§ TEXT EXTRACT
━━━

PDA

View Full Version : Remove Even Characters from text file



mbstrlbstr
June 3rd, 2010, 08:21 PM
I have a list with random characters inserted in between each relevant character. I need to remove the random characters. I have limited experience with scripting and such, so go easy on me!
Thanks,
Shaun

stylishpants
June 3rd, 2010, 10:47 PM
Here's a little ruby one-liner that throws out every second character on each line.


bob@cob:~$ echo -e "a1b2c3\nd4e5g6\n\nh7i8j9" > file
bob@cob:~$ cat file
a1b2c3
d4e5f6

g7h8i9
bob@cob:~$ ruby -e 'ARGF.readlines.each do |line| line.chars.each_slice(2){|arr| print arr[0]}; end' file
abc
def

ghi


Whether this is a usable solution for you depends on your input data, it would be useful if you posted a representative sample.

mbstrlbstr
June 3rd, 2010, 11:35 PM
Thanks for that. I don't know if I have ruby installed on here or not. I have run some python and perl scripts recently, but not ruby. Below is an example of what I'm talking about


sahdatuhnemycwac
adnhdornexwz
jpulidlweqthtbex

If the script was run, I would want it to look like


shaunmca
andrew
juliette


Thanks!

━━━

§ Dataset items
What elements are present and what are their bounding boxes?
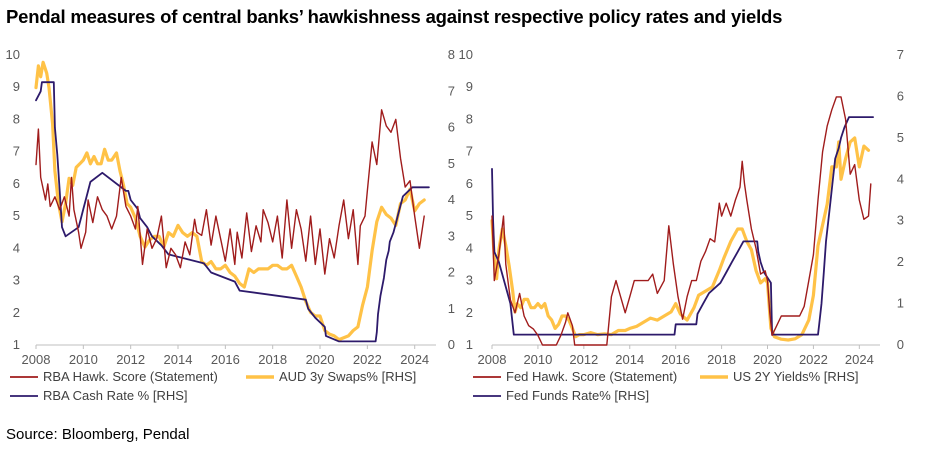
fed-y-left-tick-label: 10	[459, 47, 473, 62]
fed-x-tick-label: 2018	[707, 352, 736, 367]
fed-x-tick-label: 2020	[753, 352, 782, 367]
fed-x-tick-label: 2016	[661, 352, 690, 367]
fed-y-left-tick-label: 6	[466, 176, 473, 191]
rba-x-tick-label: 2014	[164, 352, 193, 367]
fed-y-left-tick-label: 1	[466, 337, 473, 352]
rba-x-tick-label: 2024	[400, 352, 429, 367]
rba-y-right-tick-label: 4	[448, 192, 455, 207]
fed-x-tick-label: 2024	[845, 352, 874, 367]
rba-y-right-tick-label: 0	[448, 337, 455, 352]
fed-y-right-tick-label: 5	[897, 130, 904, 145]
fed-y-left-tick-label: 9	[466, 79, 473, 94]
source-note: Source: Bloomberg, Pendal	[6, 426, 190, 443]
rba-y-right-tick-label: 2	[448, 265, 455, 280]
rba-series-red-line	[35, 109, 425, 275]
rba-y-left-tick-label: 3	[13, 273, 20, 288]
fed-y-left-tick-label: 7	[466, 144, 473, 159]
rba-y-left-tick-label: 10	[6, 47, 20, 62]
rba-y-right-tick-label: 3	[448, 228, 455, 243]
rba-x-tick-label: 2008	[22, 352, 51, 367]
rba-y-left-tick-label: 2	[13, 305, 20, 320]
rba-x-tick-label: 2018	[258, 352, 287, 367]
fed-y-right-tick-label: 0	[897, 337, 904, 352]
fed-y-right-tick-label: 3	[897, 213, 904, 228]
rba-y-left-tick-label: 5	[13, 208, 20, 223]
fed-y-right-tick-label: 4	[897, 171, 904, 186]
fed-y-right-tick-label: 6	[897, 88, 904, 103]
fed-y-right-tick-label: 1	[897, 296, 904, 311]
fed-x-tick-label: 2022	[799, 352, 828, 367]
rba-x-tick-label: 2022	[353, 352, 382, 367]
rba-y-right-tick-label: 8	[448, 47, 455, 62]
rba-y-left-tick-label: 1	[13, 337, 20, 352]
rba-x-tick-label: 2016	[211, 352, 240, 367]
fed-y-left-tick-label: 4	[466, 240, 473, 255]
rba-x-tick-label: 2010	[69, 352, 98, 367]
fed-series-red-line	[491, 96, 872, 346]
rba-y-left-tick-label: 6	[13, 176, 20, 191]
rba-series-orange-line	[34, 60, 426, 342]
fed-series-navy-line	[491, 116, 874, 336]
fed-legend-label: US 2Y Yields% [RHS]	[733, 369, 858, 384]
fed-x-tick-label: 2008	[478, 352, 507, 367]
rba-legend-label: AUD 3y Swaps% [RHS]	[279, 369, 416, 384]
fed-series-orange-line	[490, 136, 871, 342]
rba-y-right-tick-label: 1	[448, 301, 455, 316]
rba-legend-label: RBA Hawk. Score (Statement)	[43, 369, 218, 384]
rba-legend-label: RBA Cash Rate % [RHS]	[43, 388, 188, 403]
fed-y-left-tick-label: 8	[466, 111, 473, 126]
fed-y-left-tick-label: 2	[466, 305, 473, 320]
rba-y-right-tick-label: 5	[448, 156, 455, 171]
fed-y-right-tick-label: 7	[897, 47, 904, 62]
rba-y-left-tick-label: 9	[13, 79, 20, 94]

━━━

§ TASKS TO PERFORM
1. In the forum thread, what output did the poster want for the line "adnhdornexwz"?
2. Reproduce the part of the dataset rows that opens with the line containing "47, 473, 62]" and closes with the line containing "213, 904, 228]", including both of those lines.

§ TASK RESULTS
1. andrew

2.
fed-y-left-tick-label: 10	[459, 47, 473, 62]
fed-x-tick-label: 2018	[707, 352, 736, 367]
fed-x-tick-label: 2020	[753, 352, 782, 367]
fed-x-tick-label: 2016	[661, 352, 690, 367]
fed-y-left-tick-label: 6	[466, 176, 473, 191]
rba-x-tick-label: 2014	[164, 352, 193, 367]
fed-y-left-tick-label: 1	[466, 337, 473, 352]
rba-x-tick-label: 2024	[400, 352, 429, 367]
rba-y-right-tick-label: 4	[448, 192, 455, 207]
fed-x-tick-label: 2024	[845, 352, 874, 367]
rba-y-right-tick-label: 0	[448, 337, 455, 352]
fed-y-right-tick-label: 5	[897, 130, 904, 145]
fed-y-left-tick-label: 9	[466, 79, 473, 94]
source-note: Source: Bloomberg, Pendal	[6, 426, 190, 443]
rba-y-right-tick-label: 2	[448, 265, 455, 280]
rba-series-red-line	[35, 109, 425, 275]
rba-y-left-tick-label: 3	[13, 273, 20, 288]
fed-y-left-tick-label: 7	[466, 144, 473, 159]
rba-y-left-tick-label: 10	[6, 47, 20, 62]
rba-y-right-tick-label: 3	[448, 228, 455, 243]
rba-x-tick-label: 2008	[22, 352, 51, 367]
rba-y-left-tick-label: 2	[13, 305, 20, 320]
rba-x-tick-label: 2018	[258, 352, 287, 367]
fed-y-right-tick-label: 0	[897, 337, 904, 352]
fed-y-right-tick-label: 3	[897, 213, 904, 228]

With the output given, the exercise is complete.